# Schriftliche Aufgabe A
Stimmen die folgenden Aussagen mit dem Textauszug überein? Beantworte jede mit Ja oder Nein und führe die ausschlaggebenden Worte des Textes wörtlich an: (i) Die Musikbranche wurde zuerst durch Napster erschüttert. (ii) Spotify wird im Text als Musiktauschbörse bezeichnet. (iii) Der Vergleich zwischen Banken und Musikbranche wird nur selten gezogen.
# Schriftliche Aufgabe B
Gib aus dem Textauszug alles von „Digitalisierung: Lässt sich“ bis hinunter zu „für weiteren Veränderungsdruck.“ wortgetreu wieder.

Digitalisierung: Lässt sich die Bankenbranche mit der Musikindustrie vergleichen?

Denys Prykhodov/bigstock.com
Denys Prykhodov/bigstock.com

Um die Herausforderungen, denen die Banken durch die fortschreitende Digitalisierung ausgesetzt sind, plastisch darzustellen, wird häufig der Vergleich zur Musikbranche gezogen. Diese wurde zunächst durch die Musiktauschbörse Napster (Vgl. dazu: Wie ein Mann die Musikindustrie ruinierte) und später vor allem durch Apples iTunes in ihren Grundfesten erschüttert. Seit einiger Zeit sorgen Streaming-Dienste wie Spotify für weiteren Veränderungsdruck.

# Bereitgestellte Datensätze
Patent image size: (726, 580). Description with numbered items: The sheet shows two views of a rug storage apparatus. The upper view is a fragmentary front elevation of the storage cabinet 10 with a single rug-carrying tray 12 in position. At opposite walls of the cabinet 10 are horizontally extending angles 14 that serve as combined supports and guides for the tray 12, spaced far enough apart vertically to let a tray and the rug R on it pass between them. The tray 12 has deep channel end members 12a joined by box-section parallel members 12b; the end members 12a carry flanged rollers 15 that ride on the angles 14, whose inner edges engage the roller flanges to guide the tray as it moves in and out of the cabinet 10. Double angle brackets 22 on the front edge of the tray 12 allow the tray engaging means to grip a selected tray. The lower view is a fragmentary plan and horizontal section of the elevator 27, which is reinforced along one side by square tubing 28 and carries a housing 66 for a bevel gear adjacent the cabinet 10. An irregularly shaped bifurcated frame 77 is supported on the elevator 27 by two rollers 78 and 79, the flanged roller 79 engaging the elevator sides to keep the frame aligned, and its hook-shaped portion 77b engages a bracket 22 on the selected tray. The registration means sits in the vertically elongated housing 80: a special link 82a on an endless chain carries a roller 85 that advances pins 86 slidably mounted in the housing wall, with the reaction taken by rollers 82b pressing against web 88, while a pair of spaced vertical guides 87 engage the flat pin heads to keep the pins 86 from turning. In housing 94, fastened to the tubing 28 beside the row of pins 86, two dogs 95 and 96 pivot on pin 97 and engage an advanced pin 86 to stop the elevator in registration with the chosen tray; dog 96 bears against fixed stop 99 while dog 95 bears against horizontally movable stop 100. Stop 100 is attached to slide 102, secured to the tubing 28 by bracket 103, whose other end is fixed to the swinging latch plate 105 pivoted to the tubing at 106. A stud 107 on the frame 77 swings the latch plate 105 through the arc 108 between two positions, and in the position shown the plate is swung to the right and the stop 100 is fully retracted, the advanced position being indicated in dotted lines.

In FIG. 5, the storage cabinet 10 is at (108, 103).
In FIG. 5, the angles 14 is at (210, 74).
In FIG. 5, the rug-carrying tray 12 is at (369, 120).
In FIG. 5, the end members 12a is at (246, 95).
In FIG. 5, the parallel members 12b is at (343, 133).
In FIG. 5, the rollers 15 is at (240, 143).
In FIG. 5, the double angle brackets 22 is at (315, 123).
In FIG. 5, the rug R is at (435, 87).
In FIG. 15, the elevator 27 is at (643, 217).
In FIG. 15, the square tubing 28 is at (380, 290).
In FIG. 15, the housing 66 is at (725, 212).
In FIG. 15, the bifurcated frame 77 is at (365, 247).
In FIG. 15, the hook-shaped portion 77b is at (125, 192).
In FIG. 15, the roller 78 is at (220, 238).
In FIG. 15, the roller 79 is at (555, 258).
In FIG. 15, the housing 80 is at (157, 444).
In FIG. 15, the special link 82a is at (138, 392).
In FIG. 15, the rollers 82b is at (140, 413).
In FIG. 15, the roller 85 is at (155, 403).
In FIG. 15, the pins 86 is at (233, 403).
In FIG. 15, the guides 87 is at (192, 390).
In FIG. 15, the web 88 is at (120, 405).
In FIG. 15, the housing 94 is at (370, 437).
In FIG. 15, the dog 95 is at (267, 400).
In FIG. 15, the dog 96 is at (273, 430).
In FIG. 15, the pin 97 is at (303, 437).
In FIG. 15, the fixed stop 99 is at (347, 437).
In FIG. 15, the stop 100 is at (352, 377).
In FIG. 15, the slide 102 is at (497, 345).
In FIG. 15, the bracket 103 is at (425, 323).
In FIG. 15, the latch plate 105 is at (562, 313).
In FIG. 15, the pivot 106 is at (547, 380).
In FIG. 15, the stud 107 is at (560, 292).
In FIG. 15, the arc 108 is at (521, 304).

# Richtige Antwort A
(i) Ja: „Diese wurde zunächst durch die Musiktauschbörse Napster“
(ii) Nein: „Streaming-Dienste wie Spotify“
(iii) Nein: „wird häufig der Vergleich zur Musikbranche gezogen“

# Richtige Antwort B
Digitalisierung: Lässt sich die Bankenbranche mit der Musikindustrie vergleichen?

Denys Prykhodov/bigstock.com
Denys Prykhodov/bigstock.com

Um die Herausforderungen, denen die Banken durch die fortschreitende Digitalisierung ausgesetzt sind, plastisch darzustellen, wird häufig der Vergleich zur Musikbranche gezogen. Diese wurde zunächst durch die Musiktauschbörse Napster (Vgl. dazu: Wie ein Mann die Musikindustrie ruinierte) und später vor allem durch Apples iTunes in ihren Grundfesten erschüttert. Seit einiger Zeit sorgen Streaming-Dienste wie Spotify für weiteren Veränderungsdruck.